[Direction]
Each line of the listing that contains the word "JSON" is to be copied.

[Provided material]
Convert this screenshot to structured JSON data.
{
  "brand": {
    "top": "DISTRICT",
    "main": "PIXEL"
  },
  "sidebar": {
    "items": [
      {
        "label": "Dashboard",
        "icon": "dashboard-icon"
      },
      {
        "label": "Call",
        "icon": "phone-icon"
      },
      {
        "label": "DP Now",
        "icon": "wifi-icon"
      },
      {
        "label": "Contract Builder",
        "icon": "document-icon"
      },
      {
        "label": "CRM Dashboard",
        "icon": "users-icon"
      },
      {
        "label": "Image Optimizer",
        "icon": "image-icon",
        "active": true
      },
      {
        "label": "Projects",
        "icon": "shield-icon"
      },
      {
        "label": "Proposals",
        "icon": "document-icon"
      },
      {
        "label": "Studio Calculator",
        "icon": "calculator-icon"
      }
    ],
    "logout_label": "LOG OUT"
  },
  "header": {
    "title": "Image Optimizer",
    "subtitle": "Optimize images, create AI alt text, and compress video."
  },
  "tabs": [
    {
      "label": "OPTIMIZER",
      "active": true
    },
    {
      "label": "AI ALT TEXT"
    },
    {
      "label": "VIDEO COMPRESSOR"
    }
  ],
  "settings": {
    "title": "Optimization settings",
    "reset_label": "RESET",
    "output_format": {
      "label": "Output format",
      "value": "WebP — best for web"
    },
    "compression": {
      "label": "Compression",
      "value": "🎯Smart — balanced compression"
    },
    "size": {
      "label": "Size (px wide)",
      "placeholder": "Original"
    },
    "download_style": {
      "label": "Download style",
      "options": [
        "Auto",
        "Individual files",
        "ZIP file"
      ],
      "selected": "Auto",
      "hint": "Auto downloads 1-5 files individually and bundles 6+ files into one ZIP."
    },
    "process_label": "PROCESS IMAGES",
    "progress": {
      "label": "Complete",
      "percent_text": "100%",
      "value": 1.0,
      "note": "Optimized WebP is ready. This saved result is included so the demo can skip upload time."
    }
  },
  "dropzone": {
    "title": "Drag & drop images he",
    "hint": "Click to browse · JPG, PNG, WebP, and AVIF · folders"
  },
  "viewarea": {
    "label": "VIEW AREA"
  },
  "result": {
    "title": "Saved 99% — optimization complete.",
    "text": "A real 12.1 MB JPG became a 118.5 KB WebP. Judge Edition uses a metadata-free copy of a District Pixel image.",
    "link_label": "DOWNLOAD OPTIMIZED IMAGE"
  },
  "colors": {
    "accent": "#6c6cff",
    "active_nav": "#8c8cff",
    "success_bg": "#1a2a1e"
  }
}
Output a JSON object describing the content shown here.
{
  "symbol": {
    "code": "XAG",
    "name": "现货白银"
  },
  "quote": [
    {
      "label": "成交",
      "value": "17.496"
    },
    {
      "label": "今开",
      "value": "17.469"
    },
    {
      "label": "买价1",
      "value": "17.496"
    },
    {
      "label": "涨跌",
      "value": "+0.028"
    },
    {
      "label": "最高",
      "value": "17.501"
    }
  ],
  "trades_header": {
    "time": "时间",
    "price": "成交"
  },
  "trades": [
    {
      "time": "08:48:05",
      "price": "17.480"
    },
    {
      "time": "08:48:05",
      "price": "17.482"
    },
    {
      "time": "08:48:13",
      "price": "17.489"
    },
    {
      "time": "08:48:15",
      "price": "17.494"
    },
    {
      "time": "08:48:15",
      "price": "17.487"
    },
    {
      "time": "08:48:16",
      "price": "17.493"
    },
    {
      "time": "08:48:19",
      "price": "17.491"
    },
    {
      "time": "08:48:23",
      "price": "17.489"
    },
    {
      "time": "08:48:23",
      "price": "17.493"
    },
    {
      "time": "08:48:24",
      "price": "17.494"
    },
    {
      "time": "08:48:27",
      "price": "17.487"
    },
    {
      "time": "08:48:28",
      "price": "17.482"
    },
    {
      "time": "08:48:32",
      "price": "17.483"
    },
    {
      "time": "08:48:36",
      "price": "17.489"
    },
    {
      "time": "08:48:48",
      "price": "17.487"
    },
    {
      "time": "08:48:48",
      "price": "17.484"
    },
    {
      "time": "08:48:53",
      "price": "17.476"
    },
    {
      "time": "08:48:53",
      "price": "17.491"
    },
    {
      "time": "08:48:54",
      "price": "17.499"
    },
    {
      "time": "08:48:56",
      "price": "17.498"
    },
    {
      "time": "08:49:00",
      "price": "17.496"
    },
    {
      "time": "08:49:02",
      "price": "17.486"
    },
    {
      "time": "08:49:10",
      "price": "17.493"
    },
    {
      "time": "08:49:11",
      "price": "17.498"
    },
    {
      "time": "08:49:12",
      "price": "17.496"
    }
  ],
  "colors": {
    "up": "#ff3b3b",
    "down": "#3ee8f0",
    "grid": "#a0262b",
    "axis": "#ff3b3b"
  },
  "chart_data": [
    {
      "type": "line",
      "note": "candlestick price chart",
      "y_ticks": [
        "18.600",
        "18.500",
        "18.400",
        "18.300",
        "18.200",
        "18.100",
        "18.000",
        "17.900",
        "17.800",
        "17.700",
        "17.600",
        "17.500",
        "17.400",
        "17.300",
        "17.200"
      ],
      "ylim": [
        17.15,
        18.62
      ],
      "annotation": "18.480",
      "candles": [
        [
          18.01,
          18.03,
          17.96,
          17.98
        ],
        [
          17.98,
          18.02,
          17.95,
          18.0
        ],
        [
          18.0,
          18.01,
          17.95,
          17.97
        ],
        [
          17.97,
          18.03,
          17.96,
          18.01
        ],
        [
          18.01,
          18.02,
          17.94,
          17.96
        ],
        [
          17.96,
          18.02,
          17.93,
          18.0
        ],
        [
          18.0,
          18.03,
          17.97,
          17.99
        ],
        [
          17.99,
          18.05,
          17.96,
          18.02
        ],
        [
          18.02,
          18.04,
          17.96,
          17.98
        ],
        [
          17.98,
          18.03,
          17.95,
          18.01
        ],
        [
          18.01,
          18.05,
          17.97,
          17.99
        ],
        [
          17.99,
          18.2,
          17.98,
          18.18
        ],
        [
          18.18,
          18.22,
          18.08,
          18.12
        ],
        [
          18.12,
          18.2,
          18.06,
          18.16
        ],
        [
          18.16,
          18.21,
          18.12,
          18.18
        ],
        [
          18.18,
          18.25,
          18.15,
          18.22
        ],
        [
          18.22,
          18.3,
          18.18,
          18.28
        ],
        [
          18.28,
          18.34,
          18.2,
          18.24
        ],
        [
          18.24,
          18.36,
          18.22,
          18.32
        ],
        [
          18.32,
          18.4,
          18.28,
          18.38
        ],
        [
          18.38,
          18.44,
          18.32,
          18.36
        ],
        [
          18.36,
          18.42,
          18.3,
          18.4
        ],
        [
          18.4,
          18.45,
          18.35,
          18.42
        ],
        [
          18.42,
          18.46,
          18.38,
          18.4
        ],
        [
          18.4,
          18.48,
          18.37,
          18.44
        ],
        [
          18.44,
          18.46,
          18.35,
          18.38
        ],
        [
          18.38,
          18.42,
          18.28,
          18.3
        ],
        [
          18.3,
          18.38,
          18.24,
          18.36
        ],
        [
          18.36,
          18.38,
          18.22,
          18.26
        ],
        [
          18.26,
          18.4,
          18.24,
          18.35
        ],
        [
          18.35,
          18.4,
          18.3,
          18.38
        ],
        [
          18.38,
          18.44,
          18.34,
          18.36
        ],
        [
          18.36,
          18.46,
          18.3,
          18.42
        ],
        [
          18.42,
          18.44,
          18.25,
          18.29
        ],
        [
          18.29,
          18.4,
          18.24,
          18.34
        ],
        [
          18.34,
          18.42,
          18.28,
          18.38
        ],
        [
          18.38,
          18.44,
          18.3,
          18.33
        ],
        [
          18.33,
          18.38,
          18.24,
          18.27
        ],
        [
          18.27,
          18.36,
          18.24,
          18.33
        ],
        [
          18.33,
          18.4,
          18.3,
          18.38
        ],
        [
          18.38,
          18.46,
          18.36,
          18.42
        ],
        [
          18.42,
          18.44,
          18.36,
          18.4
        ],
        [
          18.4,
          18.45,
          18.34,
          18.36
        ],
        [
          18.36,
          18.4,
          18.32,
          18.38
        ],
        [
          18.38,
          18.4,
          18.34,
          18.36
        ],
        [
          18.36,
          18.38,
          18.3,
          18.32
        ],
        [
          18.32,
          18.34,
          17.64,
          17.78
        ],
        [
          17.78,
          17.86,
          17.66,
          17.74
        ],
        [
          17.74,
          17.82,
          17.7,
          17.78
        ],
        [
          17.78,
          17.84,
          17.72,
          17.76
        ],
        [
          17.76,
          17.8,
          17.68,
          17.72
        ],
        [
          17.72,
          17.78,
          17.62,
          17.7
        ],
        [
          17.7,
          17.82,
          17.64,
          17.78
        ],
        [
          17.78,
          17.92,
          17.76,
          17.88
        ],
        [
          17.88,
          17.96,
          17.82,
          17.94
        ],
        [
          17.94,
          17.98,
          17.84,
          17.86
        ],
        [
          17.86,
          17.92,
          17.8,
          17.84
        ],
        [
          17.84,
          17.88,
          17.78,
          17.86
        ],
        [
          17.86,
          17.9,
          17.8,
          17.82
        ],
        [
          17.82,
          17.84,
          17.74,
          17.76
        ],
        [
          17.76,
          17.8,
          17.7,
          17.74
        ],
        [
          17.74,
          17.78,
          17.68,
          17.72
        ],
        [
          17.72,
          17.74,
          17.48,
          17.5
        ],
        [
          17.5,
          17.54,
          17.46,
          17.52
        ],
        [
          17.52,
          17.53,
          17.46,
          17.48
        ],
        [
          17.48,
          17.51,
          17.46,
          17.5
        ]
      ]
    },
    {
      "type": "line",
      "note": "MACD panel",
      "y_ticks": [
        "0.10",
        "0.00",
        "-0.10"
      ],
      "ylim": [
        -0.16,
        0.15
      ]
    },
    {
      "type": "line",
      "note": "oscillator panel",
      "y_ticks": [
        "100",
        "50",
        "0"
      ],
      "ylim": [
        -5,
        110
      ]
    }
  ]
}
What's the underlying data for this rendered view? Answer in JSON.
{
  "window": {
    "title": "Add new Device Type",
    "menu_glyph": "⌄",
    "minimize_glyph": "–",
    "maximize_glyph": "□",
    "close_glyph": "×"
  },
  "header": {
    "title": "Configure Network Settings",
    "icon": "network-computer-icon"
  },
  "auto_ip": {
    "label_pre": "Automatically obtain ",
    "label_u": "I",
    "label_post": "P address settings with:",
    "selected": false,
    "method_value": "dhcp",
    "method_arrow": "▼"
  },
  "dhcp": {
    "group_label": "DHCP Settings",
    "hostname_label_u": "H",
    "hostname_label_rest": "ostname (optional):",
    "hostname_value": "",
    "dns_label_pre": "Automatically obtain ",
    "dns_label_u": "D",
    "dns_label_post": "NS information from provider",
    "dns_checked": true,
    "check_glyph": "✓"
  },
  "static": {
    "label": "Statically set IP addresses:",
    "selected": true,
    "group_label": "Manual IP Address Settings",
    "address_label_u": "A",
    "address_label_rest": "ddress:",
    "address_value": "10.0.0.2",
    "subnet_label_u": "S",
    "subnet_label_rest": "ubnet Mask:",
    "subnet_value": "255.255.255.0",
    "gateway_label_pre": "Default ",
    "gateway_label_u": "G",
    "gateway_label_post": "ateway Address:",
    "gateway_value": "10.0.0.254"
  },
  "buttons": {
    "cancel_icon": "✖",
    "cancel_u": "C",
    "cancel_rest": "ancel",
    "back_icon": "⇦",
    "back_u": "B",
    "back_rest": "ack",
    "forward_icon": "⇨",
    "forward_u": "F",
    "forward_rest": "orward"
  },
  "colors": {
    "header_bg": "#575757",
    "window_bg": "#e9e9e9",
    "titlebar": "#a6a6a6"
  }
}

[Correct result]
Convert this screenshot to structured JSON data.
Output a JSON object describing the content shown here.
What's the underlying data for this rendered view? Answer in JSON.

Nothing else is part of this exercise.